▶ RECORDS PROVIDED:
=====
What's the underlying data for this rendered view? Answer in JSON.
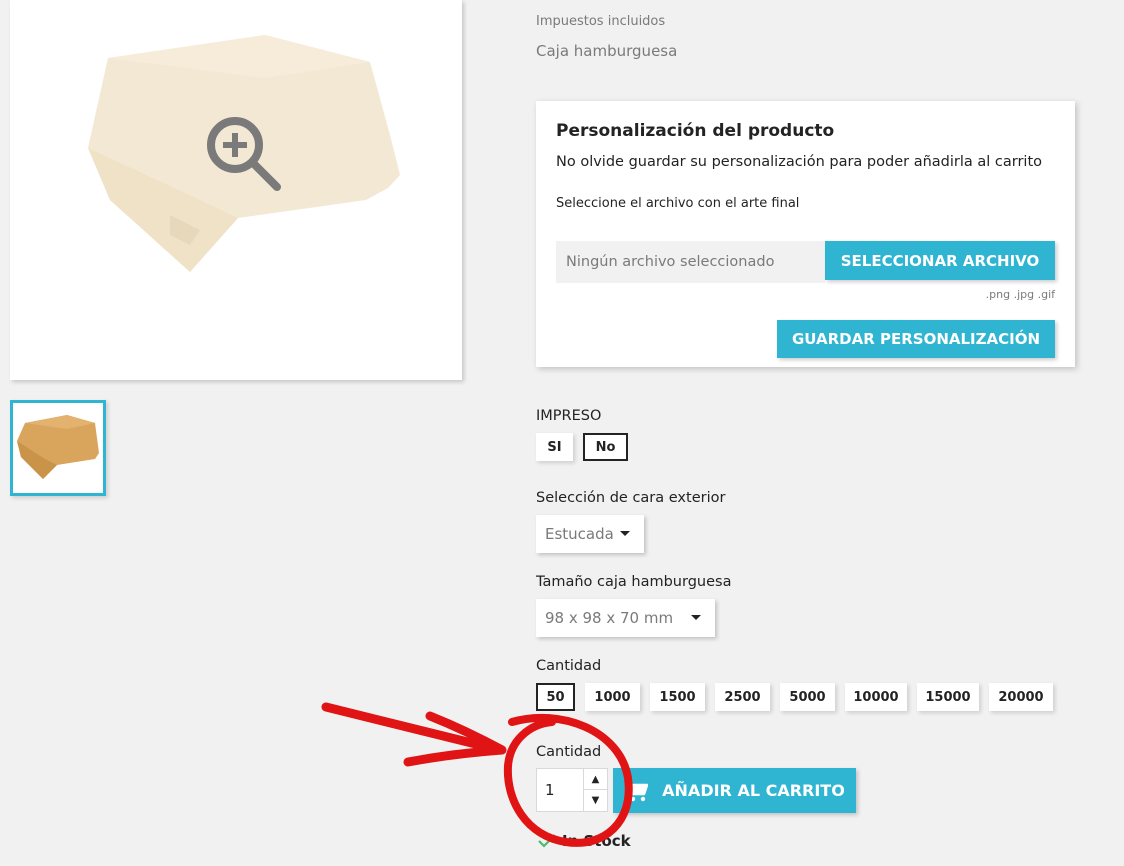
{
  "product": {
    "tax_note": "Impuestos incluidos",
    "short_description": "Caja hamburguesa"
  },
  "customization": {
    "title": "Personalización del producto",
    "note": "No olvide guardar su personalización para poder añadirla al carrito",
    "file_label": "Seleccione el archivo con el arte final",
    "file_placeholder": "Ningún archivo seleccionado",
    "select_file_label": "SELECCIONAR ARCHIVO",
    "file_types": ".png .jpg .gif",
    "save_label": "GUARDAR PERSONALIZACIÓN"
  },
  "printed": {
    "label": "IMPRESO",
    "options": [
      "SI",
      "No"
    ],
    "selected": "No"
  },
  "face": {
    "label": "Selección de cara exterior",
    "selected": "Estucada"
  },
  "size": {
    "label": "Tamaño caja hamburguesa",
    "selected": "98 x 98 x 70 mm"
  },
  "quantity_options": {
    "label": "Cantidad",
    "options": [
      "50",
      "1000",
      "1500",
      "2500",
      "5000",
      "10000",
      "15000",
      "20000"
    ],
    "selected": "50"
  },
  "cart": {
    "qty_label": "Cantidad",
    "qty_value": "1",
    "add_label": "AÑADIR AL CARRITO",
    "stock_label": "In Stock"
  },
  "colors": {
    "accent": "#2fb5d2",
    "annotation": "#e01414",
    "stock_check": "#4cbb6c"
  }
}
=====
▶ WHAT YOU SHOULD DO:
Output the entries above exactly, without their pictures.

▶ TASK RESPONSE:
What's the underlying data for this rendered view? Answer in JSON.
{
  "product": {
    "tax_note": "Impuestos incluidos",
    "short_description": "Caja hamburguesa"
  },
  "customization": {
    "title": "Personalización del producto",
    "note": "No olvide guardar su personalización para poder añadirla al carrito",
    "file_label": "Seleccione el archivo con el arte final",
    "file_placeholder": "Ningún archivo seleccionado",
    "select_file_label": "SELECCIONAR ARCHIVO",
    "file_types": ".png .jpg .gif",
    "save_label": "GUARDAR PERSONALIZACIÓN"
  },
  "printed": {
    "label": "IMPRESO",
    "options": [
      "SI",
      "No"
    ],
    "selected": "No"
  },
  "face": {
    "label": "Selección de cara exterior",
    "selected": "Estucada"
  },
  "size": {
    "label": "Tamaño caja hamburguesa",
    "selected": "98 x 98 x 70 mm"
  },
  "quantity_options": {
    "label": "Cantidad",
    "options": [
      "50",
      "1000",
      "1500",
      "2500",
      "5000",
      "10000",
      "15000",
      "20000"
    ],
    "selected": "50"
  },
  "cart": {
    "qty_label": "Cantidad",
    "qty_value": "1",
    "add_label": "AÑADIR AL CARRITO",
    "stock_label": "In Stock"
  },
  "colors": {
    "accent": "#2fb5d2",
    "annotation": "#e01414",
    "stock_check": "#4cbb6c"
  }
}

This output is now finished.